Your task
Please output the lines shown below exactly as they appear.

Input
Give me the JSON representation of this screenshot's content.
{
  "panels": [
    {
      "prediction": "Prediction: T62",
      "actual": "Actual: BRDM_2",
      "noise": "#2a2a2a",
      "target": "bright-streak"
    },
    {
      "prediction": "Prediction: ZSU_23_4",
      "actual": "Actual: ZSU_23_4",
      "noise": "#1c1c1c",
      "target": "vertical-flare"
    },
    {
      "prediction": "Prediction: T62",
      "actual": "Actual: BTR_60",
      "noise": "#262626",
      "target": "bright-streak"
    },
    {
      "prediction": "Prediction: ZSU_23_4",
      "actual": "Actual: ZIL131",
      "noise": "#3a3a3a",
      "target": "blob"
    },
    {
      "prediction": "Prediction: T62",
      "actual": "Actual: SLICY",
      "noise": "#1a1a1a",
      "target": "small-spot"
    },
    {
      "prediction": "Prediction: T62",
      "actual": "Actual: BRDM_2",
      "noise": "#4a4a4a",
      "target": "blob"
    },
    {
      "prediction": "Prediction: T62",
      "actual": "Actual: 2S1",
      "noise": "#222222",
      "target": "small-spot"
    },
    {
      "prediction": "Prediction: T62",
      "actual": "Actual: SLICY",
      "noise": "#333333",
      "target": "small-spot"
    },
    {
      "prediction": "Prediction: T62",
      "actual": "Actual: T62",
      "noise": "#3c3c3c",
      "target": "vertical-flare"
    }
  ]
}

Final answer
Give me the JSON representation of this screenshot's content.
{
  "panels": [
    {
      "prediction": "Prediction: T62",
      "actual": "Actual: BRDM_2",
      "noise": "#2a2a2a",
      "target": "bright-streak"
    },
    {
      "prediction": "Prediction: ZSU_23_4",
      "actual": "Actual: ZSU_23_4",
      "noise": "#1c1c1c",
      "target": "vertical-flare"
    },
    {
      "prediction": "Prediction: T62",
      "actual": "Actual: BTR_60",
      "noise": "#262626",
      "target": "bright-streak"
    },
    {
      "prediction": "Prediction: ZSU_23_4",
      "actual": "Actual: ZIL131",
      "noise": "#3a3a3a",
      "target": "blob"
    },
    {
      "prediction": "Prediction: T62",
      "actual": "Actual: SLICY",
      "noise": "#1a1a1a",
      "target": "small-spot"
    },
    {
      "prediction": "Prediction: T62",
      "actual": "Actual: BRDM_2",
      "noise": "#4a4a4a",
      "target": "blob"
    },
    {
      "prediction": "Prediction: T62",
      "actual": "Actual: 2S1",
      "noise": "#222222",
      "target": "small-spot"
    },
    {
      "prediction": "Prediction: T62",
      "actual": "Actual: SLICY",
      "noise": "#333333",
      "target": "small-spot"
    },
    {
      "prediction": "Prediction: T62",
      "actual": "Actual: T62",
      "noise": "#3c3c3c",
      "target": "vertical-flare"
    }
  ]
}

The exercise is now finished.